* **WHAT THE TASK ASKS**: Each line containing the word "colors" must be collected.

* **DATA EXTRACT**:
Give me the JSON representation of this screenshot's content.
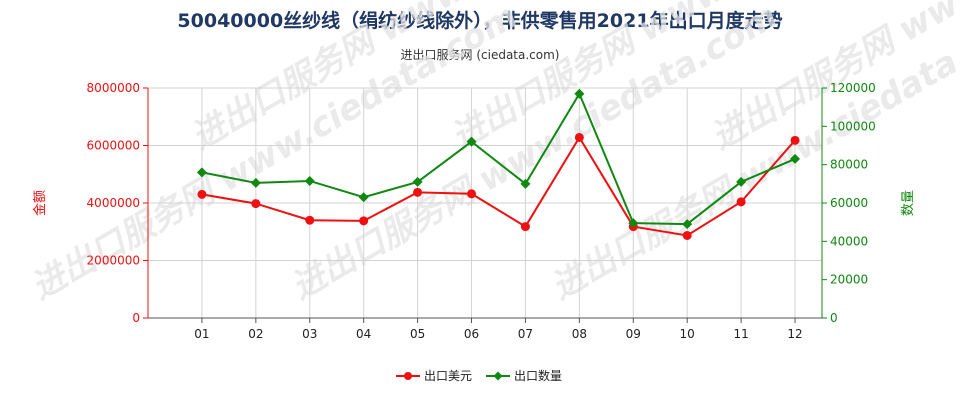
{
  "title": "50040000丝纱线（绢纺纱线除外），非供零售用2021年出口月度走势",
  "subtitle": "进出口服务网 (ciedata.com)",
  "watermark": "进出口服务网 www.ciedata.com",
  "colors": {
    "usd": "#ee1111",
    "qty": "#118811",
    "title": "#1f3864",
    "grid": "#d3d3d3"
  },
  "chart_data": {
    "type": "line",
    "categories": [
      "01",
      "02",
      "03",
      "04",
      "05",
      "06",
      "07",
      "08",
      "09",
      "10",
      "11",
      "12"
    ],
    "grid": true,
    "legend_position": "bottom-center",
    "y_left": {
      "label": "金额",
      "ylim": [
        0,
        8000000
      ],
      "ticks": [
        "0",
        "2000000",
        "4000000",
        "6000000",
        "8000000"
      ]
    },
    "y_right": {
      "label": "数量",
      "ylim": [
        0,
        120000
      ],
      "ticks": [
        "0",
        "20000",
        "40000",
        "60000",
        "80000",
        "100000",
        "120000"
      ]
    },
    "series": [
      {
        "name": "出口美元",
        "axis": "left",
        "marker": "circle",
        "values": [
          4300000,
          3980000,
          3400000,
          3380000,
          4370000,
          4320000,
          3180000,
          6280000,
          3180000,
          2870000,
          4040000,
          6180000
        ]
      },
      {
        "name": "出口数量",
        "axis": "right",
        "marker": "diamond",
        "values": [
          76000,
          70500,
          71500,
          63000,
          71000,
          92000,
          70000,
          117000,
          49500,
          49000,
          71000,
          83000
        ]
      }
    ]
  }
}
---
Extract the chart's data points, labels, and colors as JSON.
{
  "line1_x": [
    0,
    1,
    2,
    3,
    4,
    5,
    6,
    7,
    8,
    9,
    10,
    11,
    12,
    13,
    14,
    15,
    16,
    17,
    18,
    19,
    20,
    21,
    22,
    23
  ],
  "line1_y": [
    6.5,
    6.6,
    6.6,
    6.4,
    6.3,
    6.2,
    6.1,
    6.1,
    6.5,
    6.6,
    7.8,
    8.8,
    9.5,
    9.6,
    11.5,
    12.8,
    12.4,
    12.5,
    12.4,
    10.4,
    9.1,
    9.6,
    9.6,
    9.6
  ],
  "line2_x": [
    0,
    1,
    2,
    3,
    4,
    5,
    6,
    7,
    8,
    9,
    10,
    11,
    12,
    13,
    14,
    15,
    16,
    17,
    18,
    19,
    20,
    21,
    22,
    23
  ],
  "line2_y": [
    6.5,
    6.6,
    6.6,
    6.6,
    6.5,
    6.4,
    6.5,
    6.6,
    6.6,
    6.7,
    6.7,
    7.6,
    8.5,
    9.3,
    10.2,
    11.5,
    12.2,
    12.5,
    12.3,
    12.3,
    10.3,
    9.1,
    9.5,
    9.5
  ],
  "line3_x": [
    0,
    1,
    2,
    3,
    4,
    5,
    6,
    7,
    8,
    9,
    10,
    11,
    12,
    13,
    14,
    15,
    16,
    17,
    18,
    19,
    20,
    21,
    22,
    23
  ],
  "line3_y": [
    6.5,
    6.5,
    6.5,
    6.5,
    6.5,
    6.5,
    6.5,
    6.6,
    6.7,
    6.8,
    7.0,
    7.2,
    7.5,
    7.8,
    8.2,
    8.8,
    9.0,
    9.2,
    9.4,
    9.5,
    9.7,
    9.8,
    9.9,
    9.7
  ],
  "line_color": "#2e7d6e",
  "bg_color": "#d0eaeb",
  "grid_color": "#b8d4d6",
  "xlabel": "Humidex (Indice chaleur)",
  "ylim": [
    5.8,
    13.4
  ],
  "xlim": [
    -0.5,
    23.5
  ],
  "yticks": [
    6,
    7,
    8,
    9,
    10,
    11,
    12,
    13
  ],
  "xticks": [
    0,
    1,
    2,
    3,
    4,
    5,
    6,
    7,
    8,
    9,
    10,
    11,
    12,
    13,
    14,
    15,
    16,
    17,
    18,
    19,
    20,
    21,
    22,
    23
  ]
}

* **WRITTEN SOLUTION**:
  "colors": {
Extract the chart's data points, labels, and colors as JSON.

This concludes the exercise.